**SET PROBLEM:**
Can you lay out every line of the items below as a JSON list of strings, one string per line, with blank lines and the pictures left out?

Spatial annotation records:
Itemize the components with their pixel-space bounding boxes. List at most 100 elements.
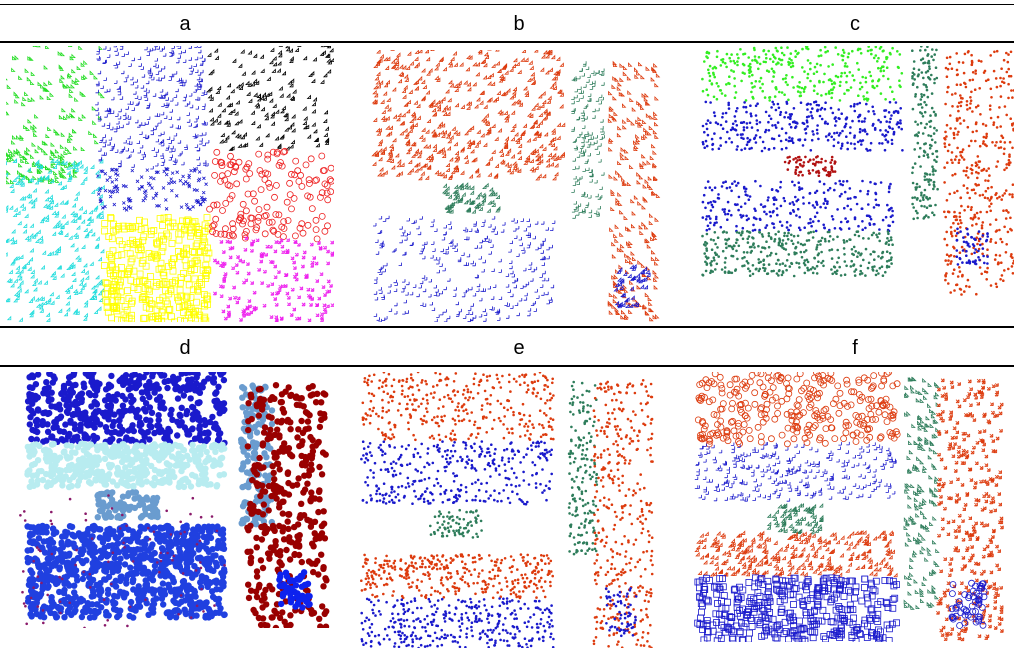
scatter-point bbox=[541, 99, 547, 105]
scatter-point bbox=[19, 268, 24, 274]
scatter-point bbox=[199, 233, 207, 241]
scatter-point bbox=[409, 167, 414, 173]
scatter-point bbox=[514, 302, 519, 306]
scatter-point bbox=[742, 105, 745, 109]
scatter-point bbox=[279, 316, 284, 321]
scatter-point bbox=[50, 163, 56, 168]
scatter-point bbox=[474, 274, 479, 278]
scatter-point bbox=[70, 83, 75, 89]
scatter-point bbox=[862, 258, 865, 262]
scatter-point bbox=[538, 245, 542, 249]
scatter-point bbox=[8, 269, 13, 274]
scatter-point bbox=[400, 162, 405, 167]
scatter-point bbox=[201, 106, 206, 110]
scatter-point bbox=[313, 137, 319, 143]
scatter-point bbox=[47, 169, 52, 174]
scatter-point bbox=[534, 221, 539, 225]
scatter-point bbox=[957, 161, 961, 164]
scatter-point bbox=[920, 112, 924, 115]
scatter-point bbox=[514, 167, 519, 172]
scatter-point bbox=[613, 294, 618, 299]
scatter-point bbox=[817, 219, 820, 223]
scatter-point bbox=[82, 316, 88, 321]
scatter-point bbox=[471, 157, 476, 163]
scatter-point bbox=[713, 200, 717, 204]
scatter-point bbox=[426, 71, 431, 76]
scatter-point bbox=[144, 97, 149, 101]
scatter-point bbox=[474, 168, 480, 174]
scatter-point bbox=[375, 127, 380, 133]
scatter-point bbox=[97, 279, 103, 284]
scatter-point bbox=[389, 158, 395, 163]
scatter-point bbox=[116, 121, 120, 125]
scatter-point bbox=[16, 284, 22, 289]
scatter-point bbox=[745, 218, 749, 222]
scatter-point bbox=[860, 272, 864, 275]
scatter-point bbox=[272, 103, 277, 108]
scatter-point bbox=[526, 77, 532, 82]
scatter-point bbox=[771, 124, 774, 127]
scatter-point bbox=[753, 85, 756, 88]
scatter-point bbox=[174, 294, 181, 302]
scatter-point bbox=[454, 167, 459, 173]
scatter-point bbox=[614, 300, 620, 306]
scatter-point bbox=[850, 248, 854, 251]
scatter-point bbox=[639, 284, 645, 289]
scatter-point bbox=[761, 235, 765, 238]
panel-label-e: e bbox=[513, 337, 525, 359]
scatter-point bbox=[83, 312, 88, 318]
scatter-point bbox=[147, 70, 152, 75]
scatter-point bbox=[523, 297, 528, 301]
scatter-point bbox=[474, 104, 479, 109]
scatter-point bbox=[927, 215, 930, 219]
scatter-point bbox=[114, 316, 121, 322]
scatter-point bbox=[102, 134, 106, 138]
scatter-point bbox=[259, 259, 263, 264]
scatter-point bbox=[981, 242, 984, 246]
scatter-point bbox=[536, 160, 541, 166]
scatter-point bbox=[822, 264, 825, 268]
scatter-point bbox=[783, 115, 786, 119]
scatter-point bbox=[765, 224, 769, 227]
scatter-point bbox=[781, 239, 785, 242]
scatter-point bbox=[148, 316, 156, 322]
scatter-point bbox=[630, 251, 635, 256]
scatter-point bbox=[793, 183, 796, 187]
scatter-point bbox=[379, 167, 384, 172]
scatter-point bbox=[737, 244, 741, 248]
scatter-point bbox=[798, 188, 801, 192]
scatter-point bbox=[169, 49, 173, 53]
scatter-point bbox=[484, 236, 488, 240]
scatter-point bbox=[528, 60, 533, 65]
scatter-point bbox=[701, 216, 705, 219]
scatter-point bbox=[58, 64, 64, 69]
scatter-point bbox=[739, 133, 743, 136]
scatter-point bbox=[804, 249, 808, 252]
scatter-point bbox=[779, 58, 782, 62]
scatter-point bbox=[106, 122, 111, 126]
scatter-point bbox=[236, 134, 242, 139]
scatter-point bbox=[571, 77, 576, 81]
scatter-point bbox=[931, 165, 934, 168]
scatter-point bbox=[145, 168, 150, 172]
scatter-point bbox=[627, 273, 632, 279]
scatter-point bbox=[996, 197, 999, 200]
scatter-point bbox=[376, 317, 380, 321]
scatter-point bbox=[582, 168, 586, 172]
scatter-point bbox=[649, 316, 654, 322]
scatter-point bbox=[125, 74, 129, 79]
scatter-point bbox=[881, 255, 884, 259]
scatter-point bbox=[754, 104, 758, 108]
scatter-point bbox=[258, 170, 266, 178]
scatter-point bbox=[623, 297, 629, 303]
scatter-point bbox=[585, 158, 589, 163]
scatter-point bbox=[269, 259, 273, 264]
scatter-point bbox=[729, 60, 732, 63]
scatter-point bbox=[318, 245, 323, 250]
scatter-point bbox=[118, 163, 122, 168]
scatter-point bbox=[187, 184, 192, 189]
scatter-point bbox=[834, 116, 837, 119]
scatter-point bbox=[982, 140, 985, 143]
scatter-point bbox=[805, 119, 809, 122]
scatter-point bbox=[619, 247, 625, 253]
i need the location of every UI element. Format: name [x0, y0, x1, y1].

**RESULT:**
[
  "Itemize the components with their pixel-space bounding boxes. List at most 100 elements.",
  "scatter-point bbox=[541, 99, 547, 105]",
  "scatter-point bbox=[19, 268, 24, 274]",
  "scatter-point bbox=[199, 233, 207, 241]",
  "scatter-point bbox=[409, 167, 414, 173]",
  "scatter-point bbox=[514, 302, 519, 306]",
  "scatter-point bbox=[742, 105, 745, 109]",
  "scatter-point bbox=[279, 316, 284, 321]",
  "scatter-point bbox=[50, 163, 56, 168]",
  "scatter-point bbox=[474, 274, 479, 278]",
  "scatter-point bbox=[70, 83, 75, 89]",
  "scatter-point bbox=[862, 258, 865, 262]",
  "scatter-point bbox=[538, 245, 542, 249]",
  "scatter-point bbox=[8, 269, 13, 274]",
  "scatter-point bbox=[400, 162, 405, 167]",
  "scatter-point bbox=[201, 106, 206, 110]",
  "scatter-point bbox=[313, 137, 319, 143]",
  "scatter-point bbox=[47, 169, 52, 174]",
  "scatter-point bbox=[534, 221, 539, 225]",
  "scatter-point bbox=[957, 161, 961, 164]",
  "scatter-point bbox=[920, 112, 924, 115]",
  "scatter-point bbox=[514, 167, 519, 172]",
  "scatter-point bbox=[613, 294, 618, 299]",
  "scatter-point bbox=[817, 219, 820, 223]",
  "scatter-point bbox=[82, 316, 88, 321]",
  "scatter-point bbox=[471, 157, 476, 163]",
  "scatter-point bbox=[713, 200, 717, 204]",
  "scatter-point bbox=[426, 71, 431, 76]",
  "scatter-point bbox=[144, 97, 149, 101]",
  "scatter-point bbox=[474, 168, 480, 174]",
  "scatter-point bbox=[375, 127, 380, 133]",
  "scatter-point bbox=[97, 279, 103, 284]",
  "scatter-point bbox=[389, 158, 395, 163]",
  "scatter-point bbox=[116, 121, 120, 125]",
  "scatter-point bbox=[16, 284, 22, 289]",
  "scatter-point bbox=[745, 218, 749, 222]",
  "scatter-point bbox=[860, 272, 864, 275]",
  "scatter-point bbox=[272, 103, 277, 108]",
  "scatter-point bbox=[526, 77, 532, 82]",
  "scatter-point bbox=[771, 124, 774, 127]",
  "scatter-point bbox=[753, 85, 756, 88]",
  "scatter-point bbox=[174, 294, 181, 302]",
  "scatter-point bbox=[454, 167, 459, 173]",
  "scatter-point bbox=[614, 300, 620, 306]",
  "scatter-point bbox=[850, 248, 854, 251]",
  "scatter-point bbox=[639, 284, 645, 289]",
  "scatter-point bbox=[761, 235, 765, 238]",
  "panel-label-e: e bbox=[513, 337, 525, 359]",
  "scatter-point bbox=[83, 312, 88, 318]",
  "scatter-point bbox=[147, 70, 152, 75]",
  "scatter-point bbox=[523, 297, 528, 301]",
  "scatter-point bbox=[474, 104, 479, 109]",
  "scatter-point bbox=[927, 215, 930, 219]",
  "scatter-point bbox=[114, 316, 121, 322]",
  "scatter-point bbox=[102, 134, 106, 138]",
  "scatter-point bbox=[259, 259, 263, 264]",
  "scatter-point bbox=[981, 242, 984, 246]",
  "scatter-point bbox=[536, 160, 541, 166]",
  "scatter-point bbox=[822, 264, 825, 268]",
  "scatter-point bbox=[783, 115, 786, 119]",
  "scatter-point bbox=[765, 224, 769, 227]",
  "scatter-point bbox=[781, 239, 785, 242]",
  "scatter-point bbox=[148, 316, 156, 322]",
  "scatter-point bbox=[630, 251, 635, 256]",
  "scatter-point bbox=[793, 183, 796, 187]",
  "scatter-point bbox=[379, 167, 384, 172]",
  "scatter-point bbox=[737, 244, 741, 248]",
  "scatter-point bbox=[798, 188, 801, 192]",
  "scatter-point bbox=[169, 49, 173, 53]",
  "scatter-point bbox=[484, 236, 488, 240]",
  "scatter-point bbox=[528, 60, 533, 65]",
  "scatter-point bbox=[701, 216, 705, 219]",
  "scatter-point bbox=[58, 64, 64, 69]",
  "scatter-point bbox=[739, 133, 743, 136]",
  "scatter-point bbox=[804, 249, 808, 252]",
  "scatter-point bbox=[779, 58, 782, 62]",
  "scatter-point bbox=[106, 122, 111, 126]",
  "scatter-point bbox=[236, 134, 242, 139]",
  "scatter-point bbox=[571, 77, 576, 81]",
  "scatter-point bbox=[931, 165, 934, 168]",
  "scatter-point bbox=[145, 168, 150, 172]",
  "scatter-point bbox=[627, 273, 632, 279]",
  "scatter-point bbox=[996, 197, 999, 200]",
  "scatter-point bbox=[376, 317, 380, 321]",
  "scatter-point bbox=[582, 168, 586, 172]",
  "scatter-point bbox=[649, 316, 654, 322]",
  "scatter-point bbox=[125, 74, 129, 79]",
  "scatter-point bbox=[881, 255, 884, 259]",
  "scatter-point bbox=[754, 104, 758, 108]",
  "scatter-point bbox=[258, 170, 266, 178]",
  "scatter-point bbox=[623, 297, 629, 303]",
  "scatter-point bbox=[585, 158, 589, 163]",
  "scatter-point bbox=[269, 259, 273, 264]",
  "scatter-point bbox=[729, 60, 732, 63]",
  "scatter-point bbox=[318, 245, 323, 250]",
  "scatter-point bbox=[118, 163, 122, 168]",
  "scatter-point bbox=[187, 184, 192, 189]",
  "scatter-point bbox=[834, 116, 837, 119]",
  "scatter-point bbox=[982, 140, 985, 143]",
  "scatter-point bbox=[805, 119, 809, 122]",
  "scatter-point bbox=[619, 247, 625, 253]",
  "i need the location of every UI element. Format: name [x0, y0, x1, y1]."
]